__What you are asked to do__: Go through the entries below and pick out every line with "Wait".
BEGIN Recorded data
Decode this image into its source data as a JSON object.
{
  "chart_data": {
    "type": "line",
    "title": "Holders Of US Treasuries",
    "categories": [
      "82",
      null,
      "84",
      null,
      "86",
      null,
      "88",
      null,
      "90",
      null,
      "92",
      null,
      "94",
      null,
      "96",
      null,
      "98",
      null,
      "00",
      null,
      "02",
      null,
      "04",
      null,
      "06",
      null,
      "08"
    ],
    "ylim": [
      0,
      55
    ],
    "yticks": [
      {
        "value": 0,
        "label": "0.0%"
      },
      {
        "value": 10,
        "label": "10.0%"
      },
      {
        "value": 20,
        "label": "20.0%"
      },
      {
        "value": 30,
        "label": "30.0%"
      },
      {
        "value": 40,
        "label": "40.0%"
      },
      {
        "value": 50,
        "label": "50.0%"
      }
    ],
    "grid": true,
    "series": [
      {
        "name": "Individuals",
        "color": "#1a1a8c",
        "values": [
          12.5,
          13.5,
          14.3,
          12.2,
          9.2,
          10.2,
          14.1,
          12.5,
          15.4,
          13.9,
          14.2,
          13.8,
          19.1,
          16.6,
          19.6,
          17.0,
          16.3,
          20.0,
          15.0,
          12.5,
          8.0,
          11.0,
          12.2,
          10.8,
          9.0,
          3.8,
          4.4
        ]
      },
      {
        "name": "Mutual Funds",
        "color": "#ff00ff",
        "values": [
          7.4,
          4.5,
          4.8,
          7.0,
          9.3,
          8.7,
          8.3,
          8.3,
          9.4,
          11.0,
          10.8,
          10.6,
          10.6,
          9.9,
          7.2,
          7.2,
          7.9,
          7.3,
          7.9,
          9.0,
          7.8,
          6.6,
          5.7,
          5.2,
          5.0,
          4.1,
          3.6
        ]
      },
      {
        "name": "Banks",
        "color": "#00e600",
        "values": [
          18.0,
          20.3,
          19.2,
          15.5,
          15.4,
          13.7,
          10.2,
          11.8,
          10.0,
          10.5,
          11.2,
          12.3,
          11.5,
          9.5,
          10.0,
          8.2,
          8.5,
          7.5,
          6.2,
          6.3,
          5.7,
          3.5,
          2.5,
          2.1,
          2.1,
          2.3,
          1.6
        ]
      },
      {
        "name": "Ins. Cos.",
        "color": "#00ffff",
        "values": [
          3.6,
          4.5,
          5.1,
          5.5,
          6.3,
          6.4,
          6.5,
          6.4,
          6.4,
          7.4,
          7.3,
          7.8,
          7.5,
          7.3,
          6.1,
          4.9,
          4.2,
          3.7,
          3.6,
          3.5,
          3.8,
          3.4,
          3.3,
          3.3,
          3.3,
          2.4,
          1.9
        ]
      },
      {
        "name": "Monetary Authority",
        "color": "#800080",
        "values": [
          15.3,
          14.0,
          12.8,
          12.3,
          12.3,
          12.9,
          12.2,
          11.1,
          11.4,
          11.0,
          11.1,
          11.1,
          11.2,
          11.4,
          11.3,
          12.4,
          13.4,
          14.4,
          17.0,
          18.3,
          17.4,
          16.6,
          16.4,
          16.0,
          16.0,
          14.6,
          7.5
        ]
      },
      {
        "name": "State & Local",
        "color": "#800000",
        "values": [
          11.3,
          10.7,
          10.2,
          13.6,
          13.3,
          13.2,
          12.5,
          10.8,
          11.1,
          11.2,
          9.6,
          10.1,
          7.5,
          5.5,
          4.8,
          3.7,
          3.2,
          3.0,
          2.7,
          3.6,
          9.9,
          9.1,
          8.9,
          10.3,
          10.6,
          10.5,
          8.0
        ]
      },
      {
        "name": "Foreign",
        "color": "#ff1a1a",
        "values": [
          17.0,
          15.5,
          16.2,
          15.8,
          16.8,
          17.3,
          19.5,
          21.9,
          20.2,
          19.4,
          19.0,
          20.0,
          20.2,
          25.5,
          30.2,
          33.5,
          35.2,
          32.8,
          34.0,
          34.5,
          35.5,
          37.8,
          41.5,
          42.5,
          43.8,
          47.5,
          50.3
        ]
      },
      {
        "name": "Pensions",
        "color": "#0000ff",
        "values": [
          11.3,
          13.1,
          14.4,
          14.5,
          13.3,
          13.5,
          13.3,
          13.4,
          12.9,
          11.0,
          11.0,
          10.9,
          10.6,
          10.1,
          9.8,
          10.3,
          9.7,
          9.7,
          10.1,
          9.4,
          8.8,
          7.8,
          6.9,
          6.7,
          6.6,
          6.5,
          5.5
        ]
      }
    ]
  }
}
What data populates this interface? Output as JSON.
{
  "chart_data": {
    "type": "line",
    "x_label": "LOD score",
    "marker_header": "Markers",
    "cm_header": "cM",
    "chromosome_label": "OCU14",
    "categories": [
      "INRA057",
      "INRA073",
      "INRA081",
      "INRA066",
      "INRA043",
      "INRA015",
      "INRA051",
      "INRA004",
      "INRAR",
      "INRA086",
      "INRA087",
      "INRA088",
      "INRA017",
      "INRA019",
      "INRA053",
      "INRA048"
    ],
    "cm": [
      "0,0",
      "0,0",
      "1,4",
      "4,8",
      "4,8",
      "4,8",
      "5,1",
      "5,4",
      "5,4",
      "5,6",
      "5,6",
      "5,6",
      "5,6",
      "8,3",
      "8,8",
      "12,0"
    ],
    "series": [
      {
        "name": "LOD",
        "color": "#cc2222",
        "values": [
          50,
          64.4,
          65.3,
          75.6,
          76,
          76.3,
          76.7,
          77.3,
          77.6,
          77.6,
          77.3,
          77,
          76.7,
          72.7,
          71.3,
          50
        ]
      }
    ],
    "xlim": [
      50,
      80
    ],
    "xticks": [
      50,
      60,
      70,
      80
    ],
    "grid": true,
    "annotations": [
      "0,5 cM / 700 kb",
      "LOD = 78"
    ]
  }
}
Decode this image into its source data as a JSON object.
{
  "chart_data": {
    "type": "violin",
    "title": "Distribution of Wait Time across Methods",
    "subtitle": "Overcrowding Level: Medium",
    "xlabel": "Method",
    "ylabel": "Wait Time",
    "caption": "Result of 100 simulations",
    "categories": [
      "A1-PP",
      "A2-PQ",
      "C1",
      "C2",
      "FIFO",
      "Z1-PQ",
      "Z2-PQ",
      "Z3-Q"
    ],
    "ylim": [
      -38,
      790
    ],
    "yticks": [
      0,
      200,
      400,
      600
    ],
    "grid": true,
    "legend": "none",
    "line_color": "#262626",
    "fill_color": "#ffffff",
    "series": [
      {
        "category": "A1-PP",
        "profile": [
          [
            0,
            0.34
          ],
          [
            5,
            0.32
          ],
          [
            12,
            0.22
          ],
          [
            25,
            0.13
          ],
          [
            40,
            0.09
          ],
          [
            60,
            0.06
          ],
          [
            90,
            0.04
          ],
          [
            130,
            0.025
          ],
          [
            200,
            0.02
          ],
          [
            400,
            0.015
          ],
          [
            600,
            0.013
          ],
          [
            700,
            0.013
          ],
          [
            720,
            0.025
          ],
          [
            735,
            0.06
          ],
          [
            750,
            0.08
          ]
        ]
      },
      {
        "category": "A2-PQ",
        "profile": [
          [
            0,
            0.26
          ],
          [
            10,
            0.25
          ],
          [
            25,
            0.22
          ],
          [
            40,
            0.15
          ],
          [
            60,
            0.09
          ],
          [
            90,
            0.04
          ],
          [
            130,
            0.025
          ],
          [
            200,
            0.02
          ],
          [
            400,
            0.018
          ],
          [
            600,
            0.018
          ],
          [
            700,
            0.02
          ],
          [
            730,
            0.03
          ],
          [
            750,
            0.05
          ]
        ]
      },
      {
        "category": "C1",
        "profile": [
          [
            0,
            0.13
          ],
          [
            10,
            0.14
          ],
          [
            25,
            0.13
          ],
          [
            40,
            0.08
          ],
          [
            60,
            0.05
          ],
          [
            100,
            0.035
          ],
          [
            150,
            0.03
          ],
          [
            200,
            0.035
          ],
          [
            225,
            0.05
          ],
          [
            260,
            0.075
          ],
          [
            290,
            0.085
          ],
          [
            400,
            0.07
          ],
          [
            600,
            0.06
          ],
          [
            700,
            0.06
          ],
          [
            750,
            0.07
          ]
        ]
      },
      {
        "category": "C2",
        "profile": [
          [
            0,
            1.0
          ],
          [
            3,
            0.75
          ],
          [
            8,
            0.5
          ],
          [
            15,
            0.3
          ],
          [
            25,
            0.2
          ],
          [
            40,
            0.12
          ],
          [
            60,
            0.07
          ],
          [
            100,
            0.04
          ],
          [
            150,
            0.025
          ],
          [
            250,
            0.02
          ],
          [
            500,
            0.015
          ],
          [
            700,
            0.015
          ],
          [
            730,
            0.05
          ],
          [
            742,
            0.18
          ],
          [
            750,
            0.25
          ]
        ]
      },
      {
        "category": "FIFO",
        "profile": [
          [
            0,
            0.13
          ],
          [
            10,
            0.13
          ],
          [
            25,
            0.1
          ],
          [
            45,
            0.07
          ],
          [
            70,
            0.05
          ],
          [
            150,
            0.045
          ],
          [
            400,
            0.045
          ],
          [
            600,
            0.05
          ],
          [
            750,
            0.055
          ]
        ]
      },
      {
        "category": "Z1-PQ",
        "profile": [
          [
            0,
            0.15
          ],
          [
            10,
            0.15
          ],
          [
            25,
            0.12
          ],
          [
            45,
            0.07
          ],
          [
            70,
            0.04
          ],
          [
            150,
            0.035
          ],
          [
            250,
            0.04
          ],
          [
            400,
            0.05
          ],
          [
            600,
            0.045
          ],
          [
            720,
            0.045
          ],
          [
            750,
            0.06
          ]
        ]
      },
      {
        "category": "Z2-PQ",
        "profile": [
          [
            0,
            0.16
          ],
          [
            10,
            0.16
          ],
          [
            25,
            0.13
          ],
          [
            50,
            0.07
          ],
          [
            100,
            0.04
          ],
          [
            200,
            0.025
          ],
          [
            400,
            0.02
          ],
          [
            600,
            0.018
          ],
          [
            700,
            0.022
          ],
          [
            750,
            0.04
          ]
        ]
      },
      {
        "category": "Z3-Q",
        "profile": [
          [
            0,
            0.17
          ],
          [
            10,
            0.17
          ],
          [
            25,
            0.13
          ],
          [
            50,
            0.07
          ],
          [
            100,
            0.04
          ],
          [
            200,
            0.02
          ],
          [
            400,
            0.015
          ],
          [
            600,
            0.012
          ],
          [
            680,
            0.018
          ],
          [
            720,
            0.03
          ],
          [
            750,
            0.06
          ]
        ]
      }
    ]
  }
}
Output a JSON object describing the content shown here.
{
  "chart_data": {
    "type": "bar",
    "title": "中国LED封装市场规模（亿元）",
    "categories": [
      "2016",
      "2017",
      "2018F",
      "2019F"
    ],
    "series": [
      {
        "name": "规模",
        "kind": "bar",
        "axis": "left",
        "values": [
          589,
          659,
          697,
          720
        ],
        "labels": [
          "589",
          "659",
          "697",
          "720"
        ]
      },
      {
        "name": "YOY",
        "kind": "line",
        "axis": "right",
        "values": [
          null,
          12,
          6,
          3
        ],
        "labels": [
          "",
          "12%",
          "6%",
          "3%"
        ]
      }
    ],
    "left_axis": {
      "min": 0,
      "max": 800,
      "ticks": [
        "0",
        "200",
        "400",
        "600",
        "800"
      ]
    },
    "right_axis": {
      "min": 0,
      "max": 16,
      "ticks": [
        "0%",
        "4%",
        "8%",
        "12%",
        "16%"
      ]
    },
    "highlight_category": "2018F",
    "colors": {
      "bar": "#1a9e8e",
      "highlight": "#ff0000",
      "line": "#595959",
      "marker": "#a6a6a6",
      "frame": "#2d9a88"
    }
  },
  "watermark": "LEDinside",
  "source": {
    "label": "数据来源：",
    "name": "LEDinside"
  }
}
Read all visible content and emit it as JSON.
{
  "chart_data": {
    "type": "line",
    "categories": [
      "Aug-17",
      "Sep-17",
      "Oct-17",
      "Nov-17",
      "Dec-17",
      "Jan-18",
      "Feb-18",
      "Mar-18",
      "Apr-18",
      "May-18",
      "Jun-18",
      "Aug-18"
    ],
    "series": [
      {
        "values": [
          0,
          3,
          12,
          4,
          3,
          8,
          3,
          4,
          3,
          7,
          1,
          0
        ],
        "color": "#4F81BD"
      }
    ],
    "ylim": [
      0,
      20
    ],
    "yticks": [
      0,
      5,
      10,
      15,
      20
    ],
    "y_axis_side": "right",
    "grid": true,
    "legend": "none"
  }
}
END Recorded data
__Task response__:
    "title": "Distribution of Wait Time across Methods",
    "ylabel": "Wait Time",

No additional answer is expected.